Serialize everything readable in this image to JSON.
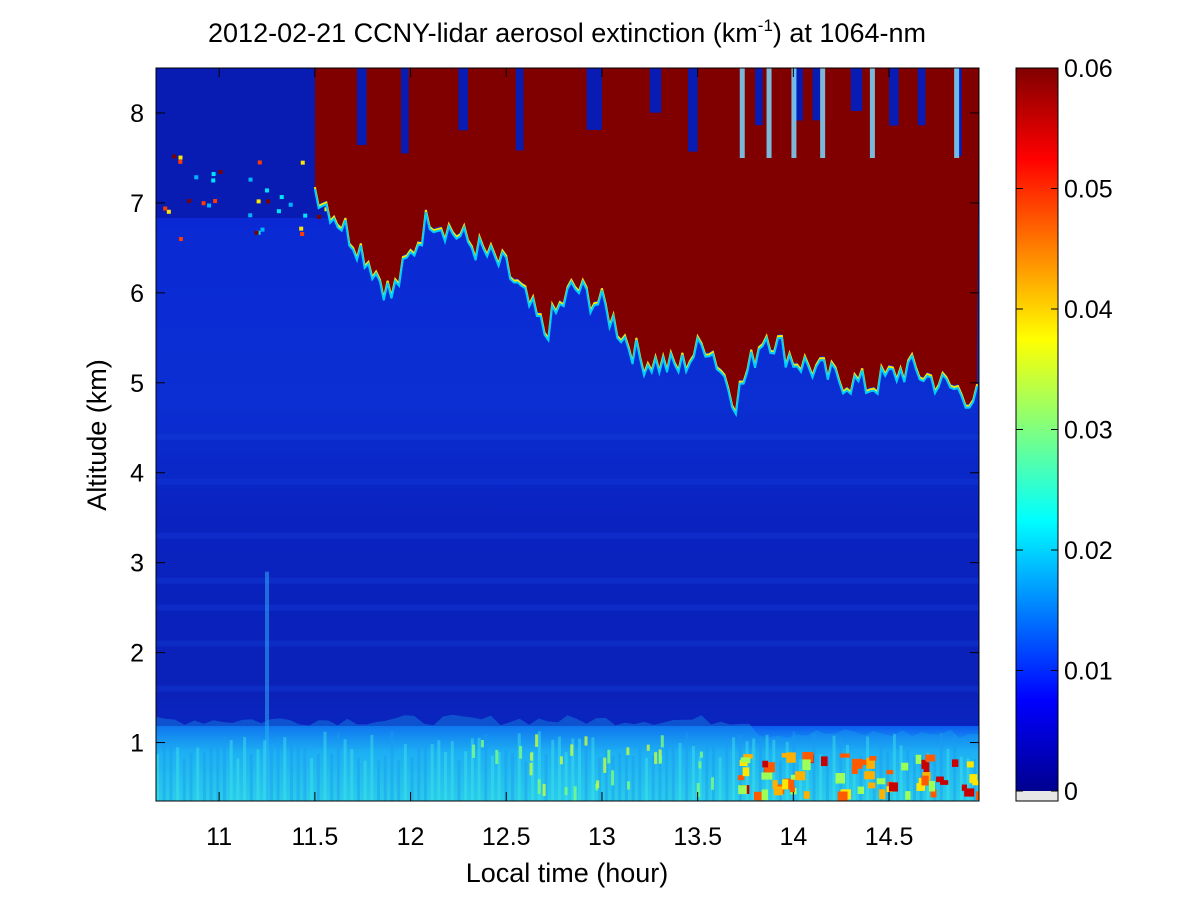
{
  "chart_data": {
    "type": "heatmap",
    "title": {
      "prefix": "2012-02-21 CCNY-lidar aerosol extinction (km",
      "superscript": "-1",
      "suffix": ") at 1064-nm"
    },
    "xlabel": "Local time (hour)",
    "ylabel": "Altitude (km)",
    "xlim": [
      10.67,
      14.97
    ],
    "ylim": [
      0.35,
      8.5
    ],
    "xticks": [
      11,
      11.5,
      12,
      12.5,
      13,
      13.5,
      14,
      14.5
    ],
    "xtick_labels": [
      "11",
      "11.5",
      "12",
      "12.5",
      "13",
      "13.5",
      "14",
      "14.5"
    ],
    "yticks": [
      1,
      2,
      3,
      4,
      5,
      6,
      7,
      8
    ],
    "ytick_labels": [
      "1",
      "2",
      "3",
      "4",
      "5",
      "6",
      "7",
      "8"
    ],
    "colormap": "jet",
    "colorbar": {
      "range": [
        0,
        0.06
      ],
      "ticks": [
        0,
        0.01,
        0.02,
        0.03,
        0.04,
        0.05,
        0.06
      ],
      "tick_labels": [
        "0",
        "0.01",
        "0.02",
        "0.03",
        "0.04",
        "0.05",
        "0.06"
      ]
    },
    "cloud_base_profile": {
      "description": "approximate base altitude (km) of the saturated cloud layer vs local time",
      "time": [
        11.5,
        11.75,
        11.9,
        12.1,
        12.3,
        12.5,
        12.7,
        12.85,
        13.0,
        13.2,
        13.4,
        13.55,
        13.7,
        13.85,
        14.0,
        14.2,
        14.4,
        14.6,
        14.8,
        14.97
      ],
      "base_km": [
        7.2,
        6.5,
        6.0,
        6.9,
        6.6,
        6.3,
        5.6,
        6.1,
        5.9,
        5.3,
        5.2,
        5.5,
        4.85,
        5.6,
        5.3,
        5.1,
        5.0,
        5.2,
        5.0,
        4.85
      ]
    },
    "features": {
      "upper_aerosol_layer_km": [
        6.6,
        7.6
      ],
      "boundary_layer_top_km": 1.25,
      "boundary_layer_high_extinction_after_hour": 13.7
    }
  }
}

━━━━━━━━━━

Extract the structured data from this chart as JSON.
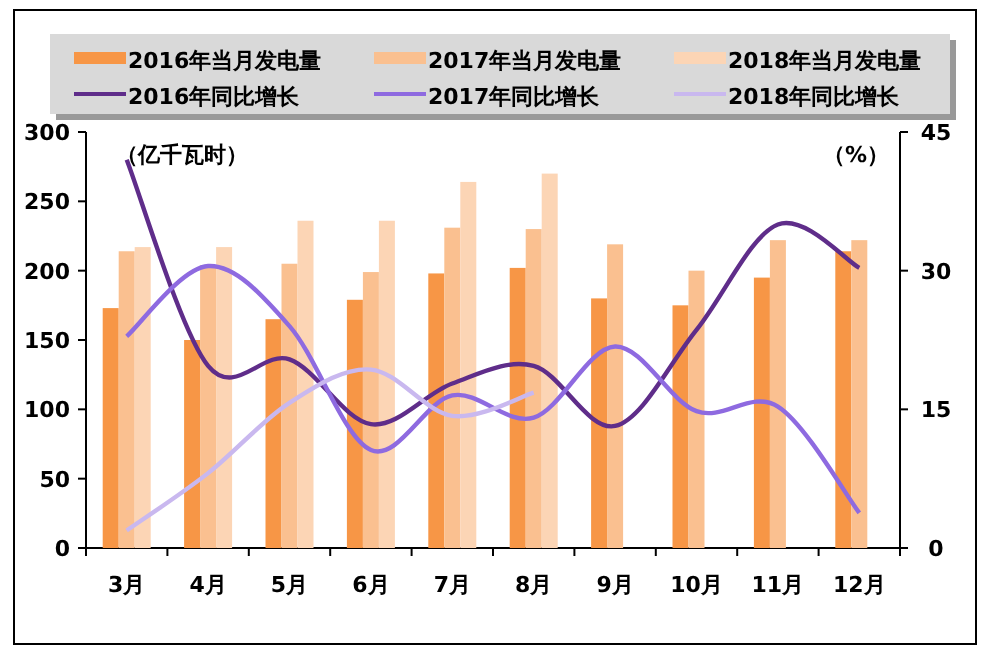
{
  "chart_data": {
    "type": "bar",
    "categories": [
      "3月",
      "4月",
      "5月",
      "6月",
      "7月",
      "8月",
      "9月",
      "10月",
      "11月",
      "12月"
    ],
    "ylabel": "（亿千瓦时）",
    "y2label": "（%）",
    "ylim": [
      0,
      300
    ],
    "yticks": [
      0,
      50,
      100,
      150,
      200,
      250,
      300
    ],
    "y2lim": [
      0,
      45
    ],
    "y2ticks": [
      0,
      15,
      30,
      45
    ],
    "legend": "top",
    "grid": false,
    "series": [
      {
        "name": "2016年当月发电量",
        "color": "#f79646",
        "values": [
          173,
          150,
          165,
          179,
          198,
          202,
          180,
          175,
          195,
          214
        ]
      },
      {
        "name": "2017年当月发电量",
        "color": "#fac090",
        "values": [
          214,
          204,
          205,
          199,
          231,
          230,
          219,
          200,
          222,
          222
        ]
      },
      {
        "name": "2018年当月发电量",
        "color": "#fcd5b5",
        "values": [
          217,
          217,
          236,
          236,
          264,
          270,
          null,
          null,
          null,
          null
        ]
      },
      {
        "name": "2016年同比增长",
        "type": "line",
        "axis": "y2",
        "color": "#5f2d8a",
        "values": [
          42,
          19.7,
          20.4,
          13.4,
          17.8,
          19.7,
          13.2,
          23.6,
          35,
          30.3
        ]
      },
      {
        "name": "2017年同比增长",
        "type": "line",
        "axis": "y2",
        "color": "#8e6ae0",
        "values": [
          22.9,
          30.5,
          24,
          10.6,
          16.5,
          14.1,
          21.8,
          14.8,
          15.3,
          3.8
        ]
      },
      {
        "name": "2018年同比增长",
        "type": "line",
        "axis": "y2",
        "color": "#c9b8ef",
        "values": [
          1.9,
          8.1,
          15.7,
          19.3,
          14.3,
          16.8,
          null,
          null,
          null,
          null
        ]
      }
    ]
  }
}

━━━━━━━━━━

Task directions -
Count how many lines hold the string "this" and give that number alone.

Full solution -
2